> _What the task asks_
Write the data below out exactly as it stands. Do not include the pictures.

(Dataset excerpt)
* start *
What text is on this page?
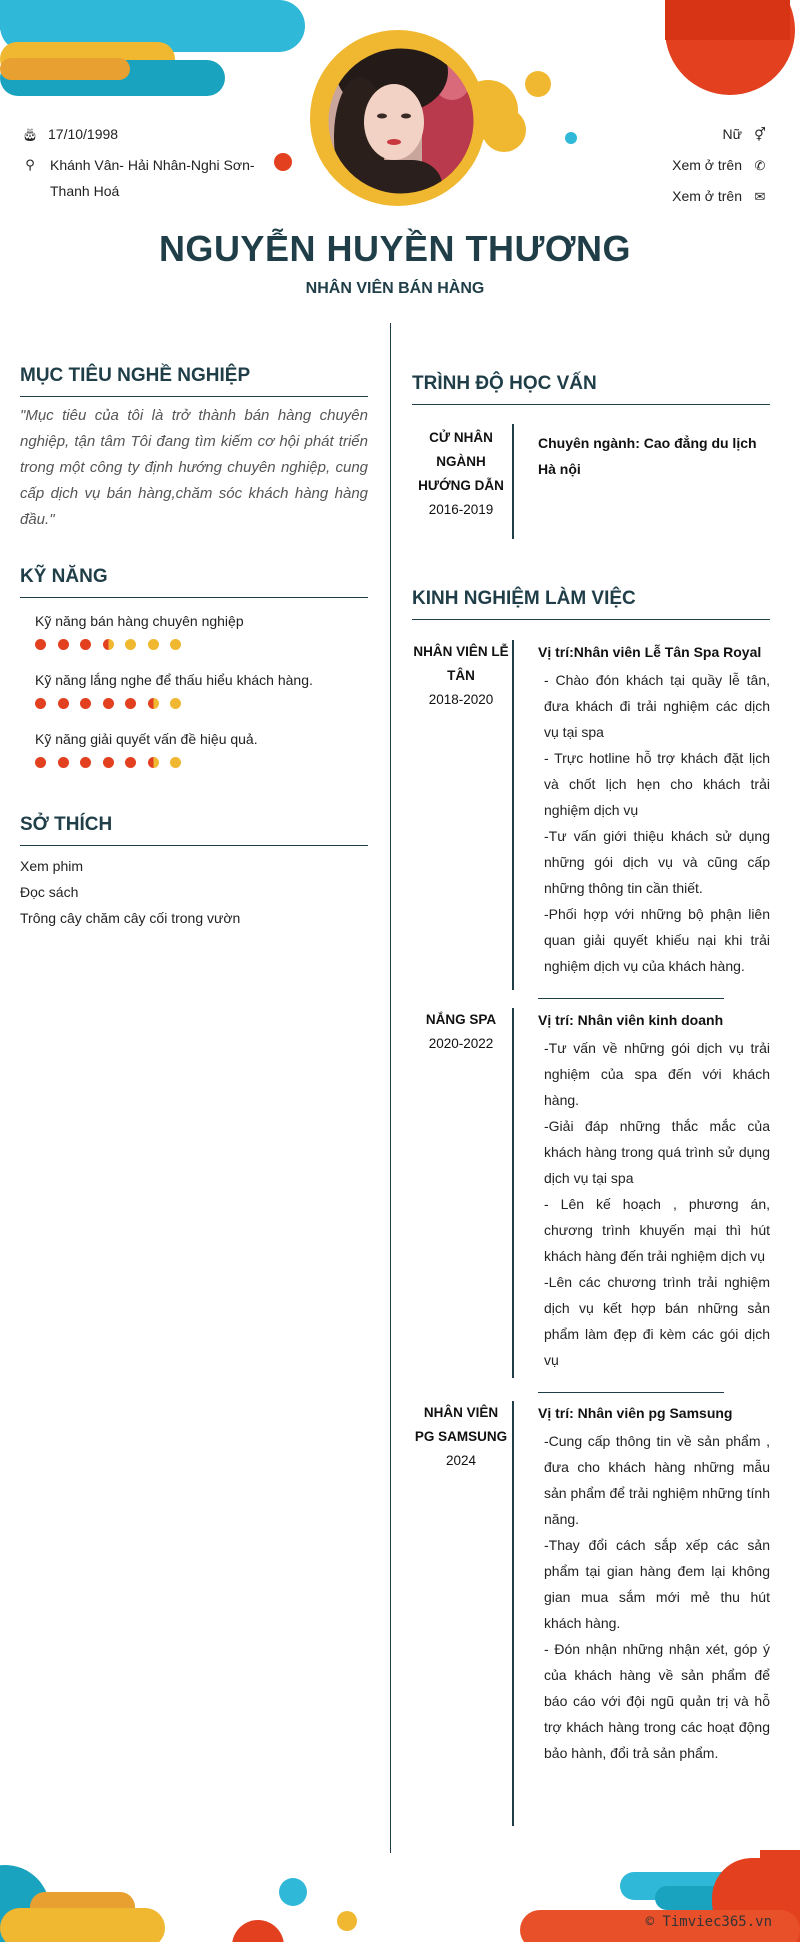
🎂︎ 17/10/1998
⚲	Khánh Vân- Hải Nhân-Nghi Sơn- Thanh Hoá
Nữ ⚥
Xem ở trên ✆
Xem ở trên ✉
NGUYỄN HUYỀN THƯƠNG
NHÂN VIÊN BÁN HÀNG
MỤC TIÊU NGHỀ NGHIỆP
"Mục tiêu của tôi là trở thành bán hàng chuyên nghiệp, tận tâm Tôi đang tìm kiếm cơ hội phát triển trong một công ty định hướng chuyên nghiệp, cung cấp dịch vụ bán hàng,chăm sóc khách hàng hàng đầu."
KỸ NĂNG
Kỹ năng bán hàng chuyên nghiệp
Kỹ năng lắng nghe để thấu hiểu khách hàng.
Kỹ năng giải quyết vấn đề hiệu quả.
SỞ THÍCH
Xem phim
Đọc sách
Trông cây chăm cây cối trong vườn
TRÌNH ĐỘ HỌC VẤN
CỬ NHÂN
NGÀNH
HƯỚNG DẪN
2016-2019
Chuyên ngành: Cao đẳng du lịch Hà nội
KINH NGHIỆM LÀM VIỆC
NHÂN VIÊN LỄ
TÂN
2018-2020
Vị trí:Nhân viên Lễ Tân Spa Royal
- Chào đón khách tại quầy lễ tân, đưa khách đi trải nghiệm các dịch vụ tại spa
- Trực hotline hỗ trợ khách đặt lịch và chốt lịch hẹn cho khách trải nghiệm dịch vụ
-Tư vấn giới thiệu khách sử dụng những gói dịch vụ và cũng cấp những thông tin cần thiết.
-Phối hợp với những bộ phận liên quan giải quyết khiếu nại khi trải nghiệm dịch vụ của khách hàng.
NẮNG SPA
2020-2022
Vị trí: Nhân viên kinh doanh
-Tư vấn về những gói dịch vụ trải nghiệm của spa đến với khách hàng.
-Giải đáp những thắc mắc của khách hàng trong quá trình sử dụng dịch vụ tại spa
- Lên kế hoạch , phương án, chương trình khuyến mại thì hút khách hàng đến trải nghiệm dịch vụ
-Lên các chương trình trải nghiệm dịch vụ kết hợp bán những sản phẩm làm đẹp đi kèm các gói dịch vụ
NHÂN VIÊN
PG SAMSUNG
2024
Vị trí: Nhân viên pg Samsung
-Cung cấp thông tin về sản phẩm , đưa cho khách hàng những mẫu sản phẩm để trải nghiệm những tính năng.
-Thay đổi cách sắp xếp các sản phẩm tại gian hàng đem lại không gian mua sắm mới mẻ thu hút khách hàng.
- Đón nhận những nhận xét, góp ý của khách hàng về sản phẩm để báo cáo với đội ngũ quản trị và hỗ trợ khách hàng trong các hoạt động bảo hành, đổi trả sản phẩm.
© Timviec365.vn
* end *
> _Response_
What text is on this page?
🎂︎ 17/10/1998
⚲	Khánh Vân- Hải Nhân-Nghi Sơn- Thanh Hoá
Nữ ⚥
Xem ở trên ✆
Xem ở trên ✉
NGUYỄN HUYỀN THƯƠNG
NHÂN VIÊN BÁN HÀNG
MỤC TIÊU NGHỀ NGHIỆP
"Mục tiêu của tôi là trở thành bán hàng chuyên nghiệp, tận tâm Tôi đang tìm kiếm cơ hội phát triển trong một công ty định hướng chuyên nghiệp, cung cấp dịch vụ bán hàng,chăm sóc khách hàng hàng đầu."
KỸ NĂNG
Kỹ năng bán hàng chuyên nghiệp
Kỹ năng lắng nghe để thấu hiểu khách hàng.
Kỹ năng giải quyết vấn đề hiệu quả.
SỞ THÍCH
Xem phim
Đọc sách
Trông cây chăm cây cối trong vườn
TRÌNH ĐỘ HỌC VẤN
CỬ NHÂN
NGÀNH
HƯỚNG DẪN
2016-2019
Chuyên ngành: Cao đẳng du lịch Hà nội
KINH NGHIỆM LÀM VIỆC
NHÂN VIÊN LỄ
TÂN
2018-2020
Vị trí:Nhân viên Lễ Tân Spa Royal
- Chào đón khách tại quầy lễ tân, đưa khách đi trải nghiệm các dịch vụ tại spa
- Trực hotline hỗ trợ khách đặt lịch và chốt lịch hẹn cho khách trải nghiệm dịch vụ
-Tư vấn giới thiệu khách sử dụng những gói dịch vụ và cũng cấp những thông tin cần thiết.
-Phối hợp với những bộ phận liên quan giải quyết khiếu nại khi trải nghiệm dịch vụ của khách hàng.
NẮNG SPA
2020-2022
Vị trí: Nhân viên kinh doanh
-Tư vấn về những gói dịch vụ trải nghiệm của spa đến với khách hàng.
-Giải đáp những thắc mắc của khách hàng trong quá trình sử dụng dịch vụ tại spa
- Lên kế hoạch , phương án, chương trình khuyến mại thì hút khách hàng đến trải nghiệm dịch vụ
-Lên các chương trình trải nghiệm dịch vụ kết hợp bán những sản phẩm làm đẹp đi kèm các gói dịch vụ
NHÂN VIÊN
PG SAMSUNG
2024
Vị trí: Nhân viên pg Samsung
-Cung cấp thông tin về sản phẩm , đưa cho khách hàng những mẫu sản phẩm để trải nghiệm những tính năng.
-Thay đổi cách sắp xếp các sản phẩm tại gian hàng đem lại không gian mua sắm mới mẻ thu hút khách hàng.
- Đón nhận những nhận xét, góp ý của khách hàng về sản phẩm để báo cáo với đội ngũ quản trị và hỗ trợ khách hàng trong các hoạt động bảo hành, đổi trả sản phẩm.
© Timviec365.vn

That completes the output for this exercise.